* Problem description: Work out how many lines in the entries below include the word "this". Give nothing but the number.
··· Record extracts ···
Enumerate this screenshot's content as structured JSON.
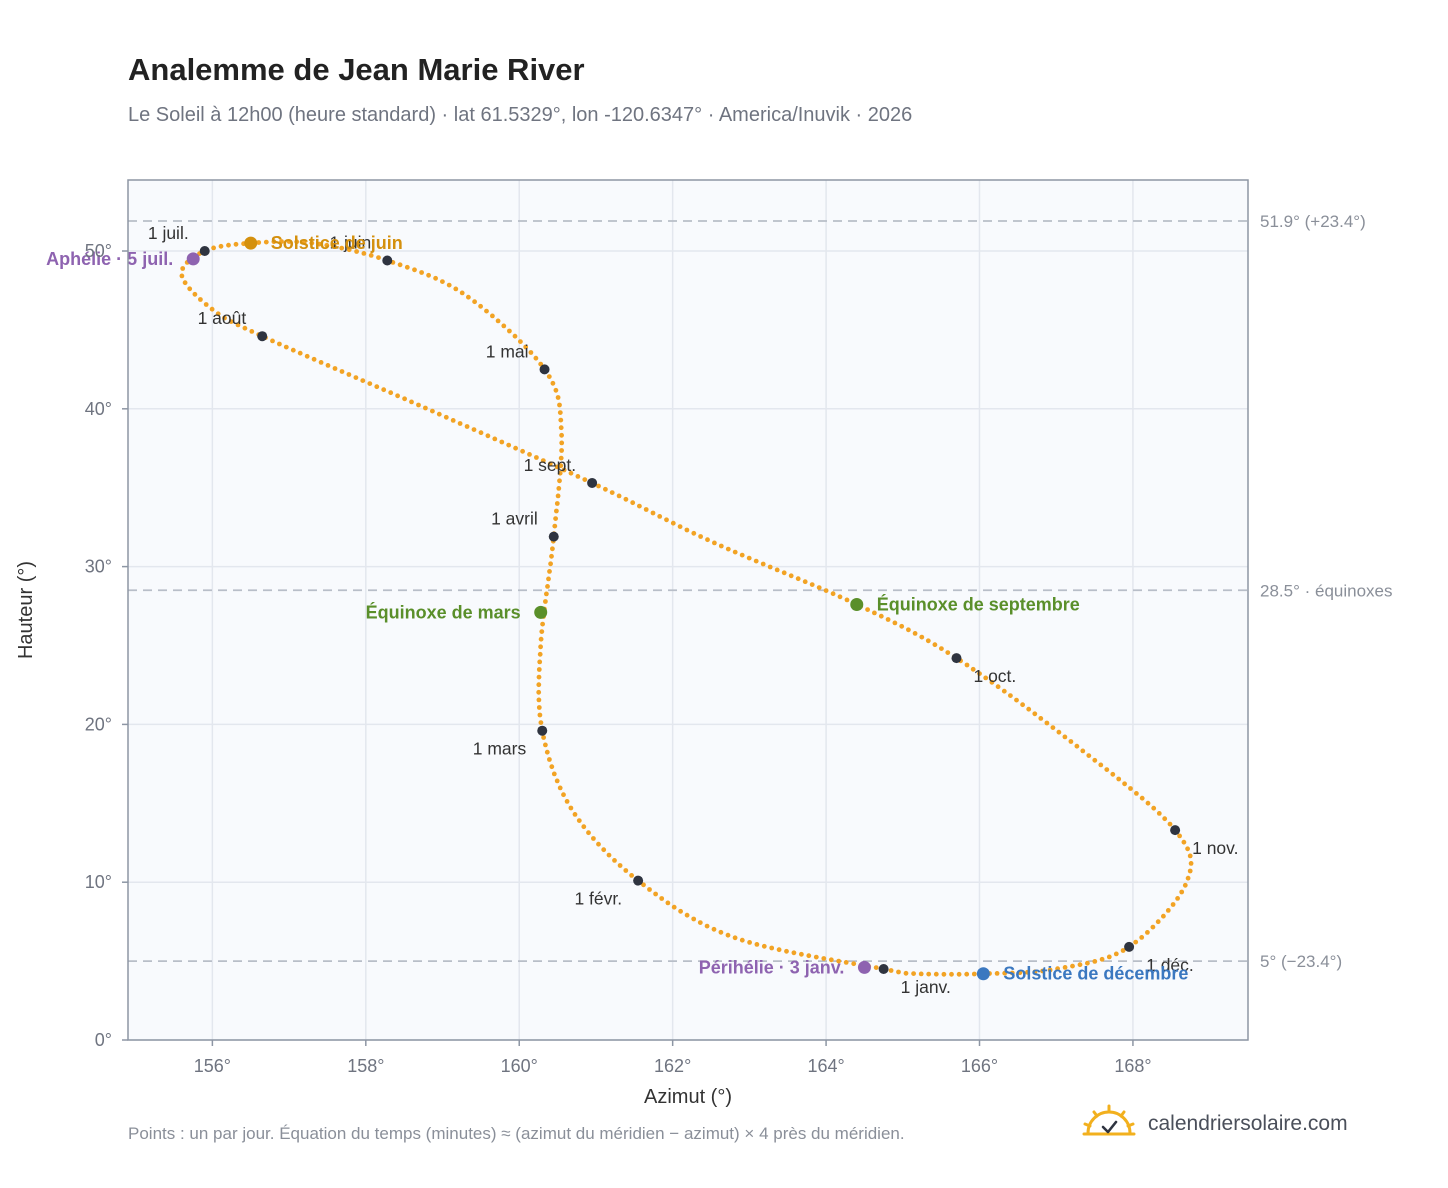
{
  "header": {
    "title": "Analemme de Jean Marie River",
    "subtitle": "Le Soleil à 12h00 (heure standard) · lat 61.5329°, lon -120.6347° · America/Inuvik · 2026"
  },
  "footer": {
    "note": "Points : un par jour. Équation du temps (minutes) ≈ (azimut du méridien − azimut) × 4 près du méridien.",
    "brand": "calendriersolaire.com"
  },
  "colors": {
    "curve": "#f2a324",
    "month_dot": "#2f3440",
    "june": "#d4900e",
    "equinox": "#5a8f2a",
    "december": "#3b78c0",
    "apsis": "#8e63b0",
    "plot_bg": "#f8fafd",
    "grid": "#e3e7ee",
    "frame": "#8d96a4",
    "reference": "#b8bec8"
  },
  "chart_data": {
    "type": "scatter",
    "title": "Analemme de Jean Marie River",
    "xlabel": "Azimut (°)",
    "ylabel": "Hauteur (°)",
    "xlim": [
      154.9,
      169.5
    ],
    "ylim": [
      0,
      54.5
    ],
    "grid": true,
    "x_ticks": [
      156,
      158,
      160,
      162,
      164,
      166,
      168
    ],
    "x_tick_labels": [
      "156°",
      "158°",
      "160°",
      "162°",
      "164°",
      "166°",
      "168°"
    ],
    "y_ticks": [
      0,
      10,
      20,
      30,
      40,
      50
    ],
    "y_tick_labels": [
      "0°",
      "10°",
      "20°",
      "30°",
      "40°",
      "50°"
    ],
    "reference_lines": [
      {
        "y": 51.9,
        "label": "51.9° (+23.4°)"
      },
      {
        "y": 28.5,
        "label": "28.5° · équinoxes"
      },
      {
        "y": 5.0,
        "label": "5° (−23.4°)"
      }
    ],
    "path_anchors": [
      {
        "x": 164.75,
        "y": 4.5
      },
      {
        "x": 162.8,
        "y": 6.5
      },
      {
        "x": 161.55,
        "y": 10.1
      },
      {
        "x": 160.7,
        "y": 14.5
      },
      {
        "x": 160.3,
        "y": 19.6
      },
      {
        "x": 160.28,
        "y": 25.0
      },
      {
        "x": 160.45,
        "y": 31.9
      },
      {
        "x": 160.55,
        "y": 38.5
      },
      {
        "x": 160.33,
        "y": 42.5
      },
      {
        "x": 159.3,
        "y": 47.2
      },
      {
        "x": 158.28,
        "y": 49.4
      },
      {
        "x": 157.3,
        "y": 50.5
      },
      {
        "x": 156.5,
        "y": 50.5
      },
      {
        "x": 155.9,
        "y": 50.0
      },
      {
        "x": 155.6,
        "y": 48.5
      },
      {
        "x": 156.0,
        "y": 46.3
      },
      {
        "x": 156.65,
        "y": 44.6
      },
      {
        "x": 158.8,
        "y": 40.0
      },
      {
        "x": 160.95,
        "y": 35.3
      },
      {
        "x": 162.5,
        "y": 31.6
      },
      {
        "x": 164.4,
        "y": 27.6
      },
      {
        "x": 165.7,
        "y": 24.2
      },
      {
        "x": 167.3,
        "y": 18.5
      },
      {
        "x": 168.55,
        "y": 13.3
      },
      {
        "x": 168.7,
        "y": 10.0
      },
      {
        "x": 167.95,
        "y": 5.9
      },
      {
        "x": 167.0,
        "y": 4.5
      },
      {
        "x": 166.05,
        "y": 4.2
      },
      {
        "x": 165.2,
        "y": 4.2
      },
      {
        "x": 164.75,
        "y": 4.5
      }
    ],
    "months": [
      {
        "label": "1 janv.",
        "x": 164.75,
        "y": 4.5,
        "anchor": "below-right"
      },
      {
        "label": "1 févr.",
        "x": 161.55,
        "y": 10.1,
        "anchor": "below-left"
      },
      {
        "label": "1 mars",
        "x": 160.3,
        "y": 19.6,
        "anchor": "below-left"
      },
      {
        "label": "1 avril",
        "x": 160.45,
        "y": 31.9,
        "anchor": "above-left"
      },
      {
        "label": "1 mai",
        "x": 160.33,
        "y": 42.5,
        "anchor": "above-left"
      },
      {
        "label": "1 juin",
        "x": 158.28,
        "y": 49.4,
        "anchor": "above-left"
      },
      {
        "label": "1 juil.",
        "x": 155.9,
        "y": 50.0,
        "anchor": "above-left"
      },
      {
        "label": "1 août",
        "x": 156.65,
        "y": 44.6,
        "anchor": "above-left"
      },
      {
        "label": "1 sept.",
        "x": 160.95,
        "y": 35.3,
        "anchor": "above-left"
      },
      {
        "label": "1 oct.",
        "x": 165.7,
        "y": 24.2,
        "anchor": "below-right"
      },
      {
        "label": "1 nov.",
        "x": 168.55,
        "y": 13.3,
        "anchor": "below-right"
      },
      {
        "label": "1 déc.",
        "x": 167.95,
        "y": 5.9,
        "anchor": "below-right"
      }
    ],
    "events": [
      {
        "label": "Solstice de juin",
        "x": 156.5,
        "y": 50.5,
        "color": "#d4900e",
        "side": "right"
      },
      {
        "label": "Aphélie · 5 juil.",
        "x": 155.75,
        "y": 49.5,
        "color": "#8e63b0",
        "side": "left"
      },
      {
        "label": "Équinoxe de mars",
        "x": 160.28,
        "y": 27.1,
        "color": "#5a8f2a",
        "side": "left"
      },
      {
        "label": "Équinoxe de septembre",
        "x": 164.4,
        "y": 27.6,
        "color": "#5a8f2a",
        "side": "right"
      },
      {
        "label": "Périhélie · 3 janv.",
        "x": 164.5,
        "y": 4.6,
        "color": "#8e63b0",
        "side": "left"
      },
      {
        "label": "Solstice de décembre",
        "x": 166.05,
        "y": 4.2,
        "color": "#3b78c0",
        "side": "right"
      }
    ]
  }
}
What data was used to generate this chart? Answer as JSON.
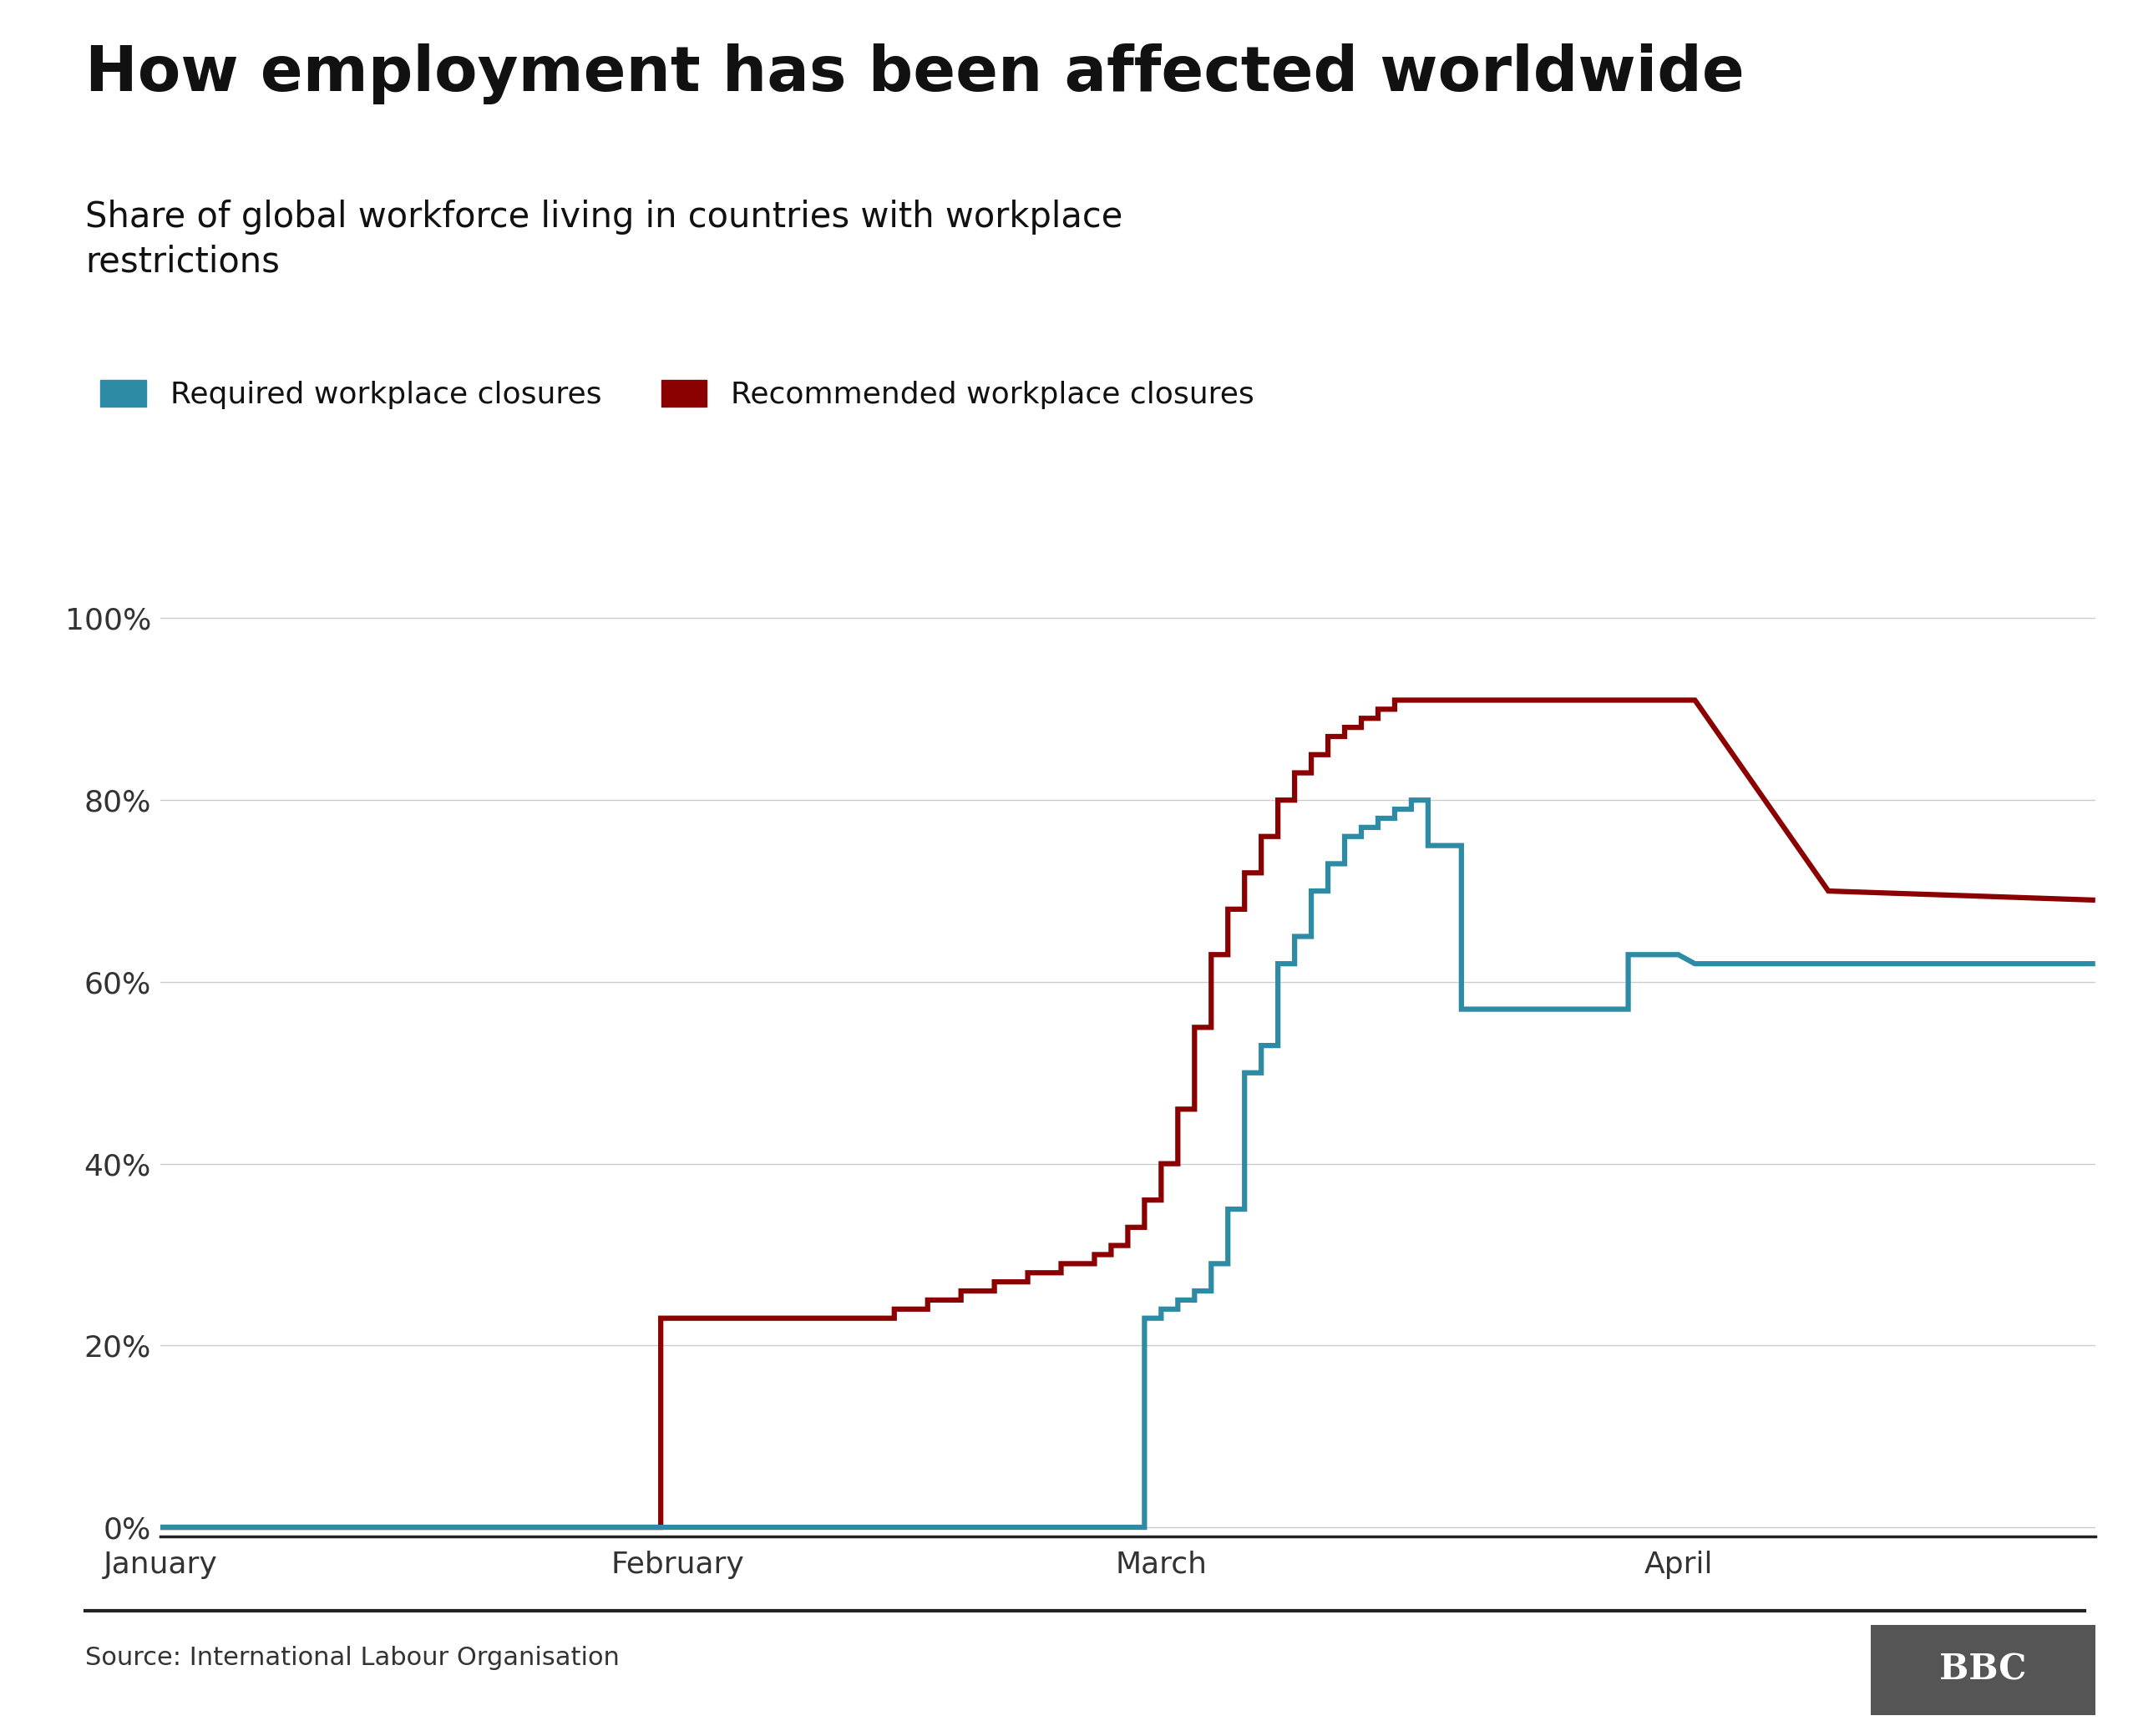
{
  "title": "How employment has been affected worldwide",
  "subtitle": "Share of global workforce living in countries with workplace\nrestrictions",
  "source": "Source: International Labour Organisation",
  "legend_required": "Required workplace closures",
  "legend_recommended": "Recommended workplace closures",
  "color_required": "#2e8ba5",
  "color_recommended": "#8b0000",
  "background_color": "#ffffff",
  "yticks": [
    0,
    20,
    40,
    60,
    80,
    100
  ],
  "ylim": [
    -1,
    105
  ],
  "recommended_x": [
    0,
    30,
    30,
    31,
    44,
    44,
    46,
    46,
    48,
    48,
    50,
    50,
    52,
    52,
    54,
    54,
    56,
    56,
    57,
    57,
    58,
    58,
    59,
    59,
    60,
    60,
    61,
    61,
    62,
    62,
    63,
    63,
    64,
    64,
    65,
    65,
    66,
    66,
    67,
    67,
    68,
    68,
    69,
    69,
    70,
    70,
    71,
    71,
    72,
    72,
    73,
    73,
    74,
    74,
    75,
    75,
    76,
    76,
    77,
    77,
    78,
    78,
    79,
    79,
    80,
    80,
    81,
    81,
    82,
    82,
    83,
    83,
    84,
    84,
    85,
    85,
    86,
    86,
    87,
    87,
    88,
    88,
    89,
    89,
    90,
    90,
    91,
    91,
    92,
    92,
    100,
    100,
    116
  ],
  "recommended_y": [
    0,
    0,
    23,
    23,
    23,
    24,
    24,
    25,
    25,
    26,
    26,
    27,
    27,
    28,
    28,
    29,
    29,
    30,
    30,
    31,
    31,
    33,
    33,
    36,
    36,
    40,
    40,
    46,
    46,
    55,
    55,
    63,
    63,
    68,
    68,
    72,
    72,
    76,
    76,
    80,
    80,
    83,
    83,
    85,
    85,
    87,
    87,
    88,
    88,
    89,
    89,
    90,
    90,
    91,
    91,
    91,
    91,
    91,
    91,
    91,
    91,
    91,
    91,
    91,
    91,
    91,
    91,
    91,
    91,
    91,
    91,
    91,
    91,
    91,
    91,
    91,
    91,
    91,
    91,
    91,
    91,
    91,
    91,
    91,
    91,
    91,
    91,
    91,
    91,
    91,
    70,
    70,
    69
  ],
  "required_x": [
    0,
    59,
    59,
    60,
    60,
    61,
    61,
    62,
    62,
    63,
    63,
    64,
    64,
    65,
    65,
    66,
    66,
    67,
    67,
    68,
    68,
    69,
    69,
    70,
    70,
    71,
    71,
    72,
    72,
    73,
    73,
    74,
    74,
    75,
    75,
    76,
    76,
    77,
    77,
    78,
    78,
    79,
    79,
    80,
    80,
    81,
    81,
    82,
    82,
    83,
    83,
    84,
    84,
    85,
    85,
    86,
    86,
    87,
    87,
    88,
    88,
    89,
    89,
    90,
    90,
    91,
    91,
    92,
    92,
    93,
    93,
    94,
    94,
    95,
    95,
    96,
    96,
    97,
    97,
    98,
    98,
    99,
    99,
    100,
    100,
    116
  ],
  "required_y": [
    0,
    0,
    23,
    23,
    24,
    24,
    25,
    25,
    26,
    26,
    29,
    29,
    35,
    35,
    50,
    50,
    53,
    53,
    62,
    62,
    65,
    65,
    70,
    70,
    73,
    73,
    76,
    76,
    77,
    77,
    78,
    78,
    79,
    79,
    80,
    80,
    75,
    75,
    75,
    75,
    57,
    57,
    57,
    57,
    57,
    57,
    57,
    57,
    57,
    57,
    57,
    57,
    57,
    57,
    57,
    57,
    57,
    57,
    57,
    57,
    63,
    63,
    63,
    63,
    63,
    63,
    63,
    62,
    62,
    62,
    62,
    62,
    62,
    62,
    62,
    62,
    62,
    62,
    62,
    62,
    62,
    62,
    62,
    62,
    62,
    62
  ],
  "xmin": 0,
  "xmax": 116,
  "xtick_positions": [
    0,
    31,
    60,
    91
  ],
  "xtick_labels": [
    "January",
    "February",
    "March",
    "April"
  ]
}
···
* Worked answer: 2